## Stated task
Collect each line of the entries that holds the string "Respiratory".

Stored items
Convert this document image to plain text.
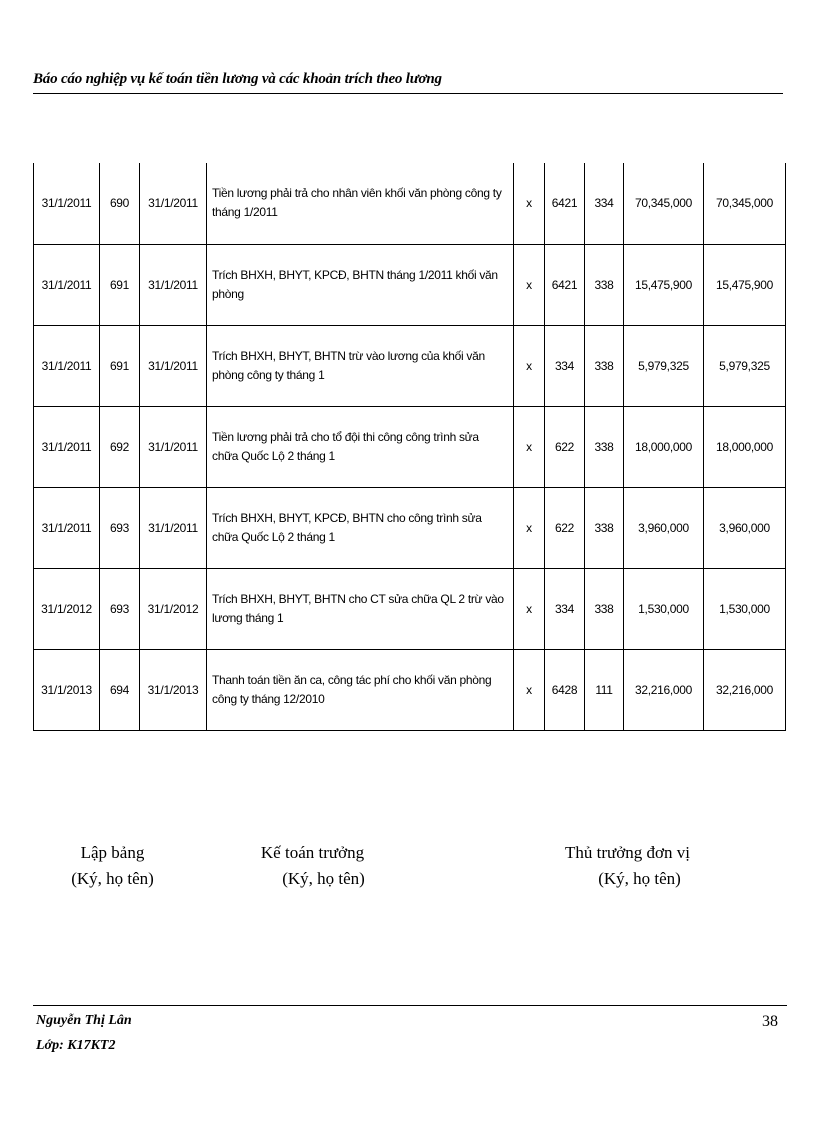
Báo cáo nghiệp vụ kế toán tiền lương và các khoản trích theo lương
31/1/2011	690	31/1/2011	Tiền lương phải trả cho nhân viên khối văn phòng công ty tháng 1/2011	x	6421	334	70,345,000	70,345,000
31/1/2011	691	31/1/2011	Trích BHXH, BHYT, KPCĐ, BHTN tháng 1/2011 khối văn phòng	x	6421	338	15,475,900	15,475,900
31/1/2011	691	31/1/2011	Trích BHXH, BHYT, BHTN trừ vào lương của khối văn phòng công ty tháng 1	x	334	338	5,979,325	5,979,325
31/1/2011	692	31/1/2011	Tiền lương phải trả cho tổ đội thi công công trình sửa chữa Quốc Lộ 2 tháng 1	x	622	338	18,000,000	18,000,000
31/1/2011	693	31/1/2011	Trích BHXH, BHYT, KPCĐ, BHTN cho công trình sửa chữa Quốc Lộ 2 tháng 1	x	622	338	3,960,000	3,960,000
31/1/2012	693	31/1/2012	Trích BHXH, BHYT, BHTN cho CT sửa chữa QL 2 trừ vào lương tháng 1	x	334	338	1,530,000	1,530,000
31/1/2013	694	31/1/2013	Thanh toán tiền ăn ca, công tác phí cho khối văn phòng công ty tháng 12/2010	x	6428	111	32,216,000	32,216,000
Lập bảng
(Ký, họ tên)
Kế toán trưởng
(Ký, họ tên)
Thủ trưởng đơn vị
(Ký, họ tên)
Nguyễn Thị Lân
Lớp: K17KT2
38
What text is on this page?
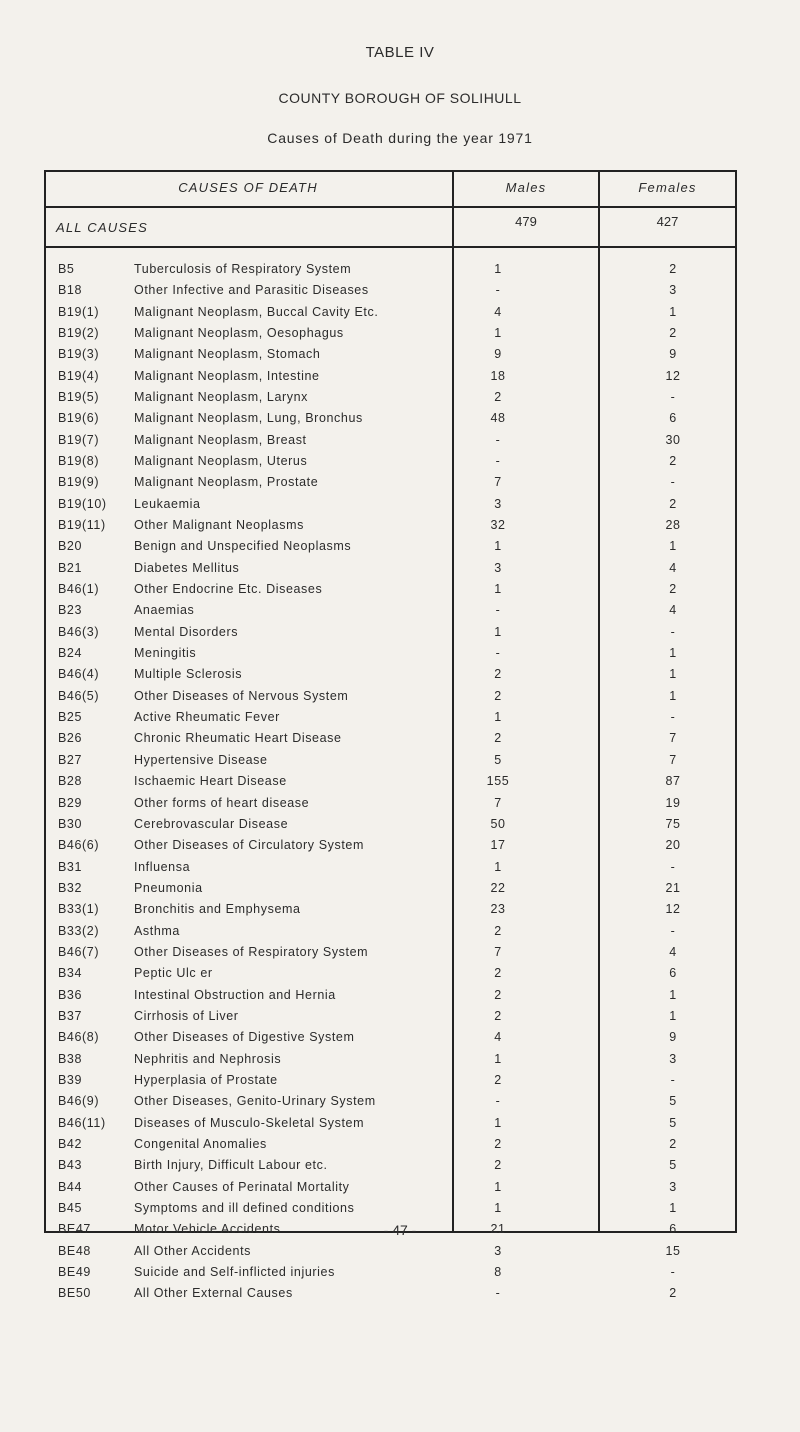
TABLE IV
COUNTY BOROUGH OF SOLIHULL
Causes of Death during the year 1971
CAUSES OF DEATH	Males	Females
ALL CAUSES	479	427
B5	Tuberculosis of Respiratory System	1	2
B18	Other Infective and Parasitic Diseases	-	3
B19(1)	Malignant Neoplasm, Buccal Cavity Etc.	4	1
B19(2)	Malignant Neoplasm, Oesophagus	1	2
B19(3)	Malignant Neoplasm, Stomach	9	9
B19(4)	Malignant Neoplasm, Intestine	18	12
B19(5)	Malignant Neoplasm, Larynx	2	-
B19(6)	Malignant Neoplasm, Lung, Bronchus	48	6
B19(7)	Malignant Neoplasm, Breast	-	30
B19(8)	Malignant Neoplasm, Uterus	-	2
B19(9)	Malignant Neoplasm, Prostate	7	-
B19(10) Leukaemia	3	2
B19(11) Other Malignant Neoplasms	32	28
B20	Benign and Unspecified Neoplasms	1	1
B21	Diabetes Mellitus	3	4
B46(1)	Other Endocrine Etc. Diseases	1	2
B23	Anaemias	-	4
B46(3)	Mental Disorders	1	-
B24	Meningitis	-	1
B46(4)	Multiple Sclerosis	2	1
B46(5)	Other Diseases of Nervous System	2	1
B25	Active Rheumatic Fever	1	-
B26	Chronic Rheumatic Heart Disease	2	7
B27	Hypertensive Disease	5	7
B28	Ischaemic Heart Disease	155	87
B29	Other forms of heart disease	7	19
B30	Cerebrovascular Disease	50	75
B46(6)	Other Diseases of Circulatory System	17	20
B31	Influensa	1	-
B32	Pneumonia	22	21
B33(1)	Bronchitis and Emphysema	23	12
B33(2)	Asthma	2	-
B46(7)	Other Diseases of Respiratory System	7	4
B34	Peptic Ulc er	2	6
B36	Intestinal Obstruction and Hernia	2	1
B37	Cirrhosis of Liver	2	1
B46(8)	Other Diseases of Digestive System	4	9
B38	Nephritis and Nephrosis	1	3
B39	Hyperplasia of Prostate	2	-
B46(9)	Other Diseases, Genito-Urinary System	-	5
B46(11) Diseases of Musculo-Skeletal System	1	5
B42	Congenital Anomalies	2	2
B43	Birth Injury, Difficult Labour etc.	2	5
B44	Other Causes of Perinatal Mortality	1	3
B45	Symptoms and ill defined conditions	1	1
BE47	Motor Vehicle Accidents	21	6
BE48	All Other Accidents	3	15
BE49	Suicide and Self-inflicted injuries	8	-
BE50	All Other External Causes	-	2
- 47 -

## Solved problem
B5	Tuberculosis of Respiratory System	1	2
B46(7)	Other Diseases of Respiratory System	7	4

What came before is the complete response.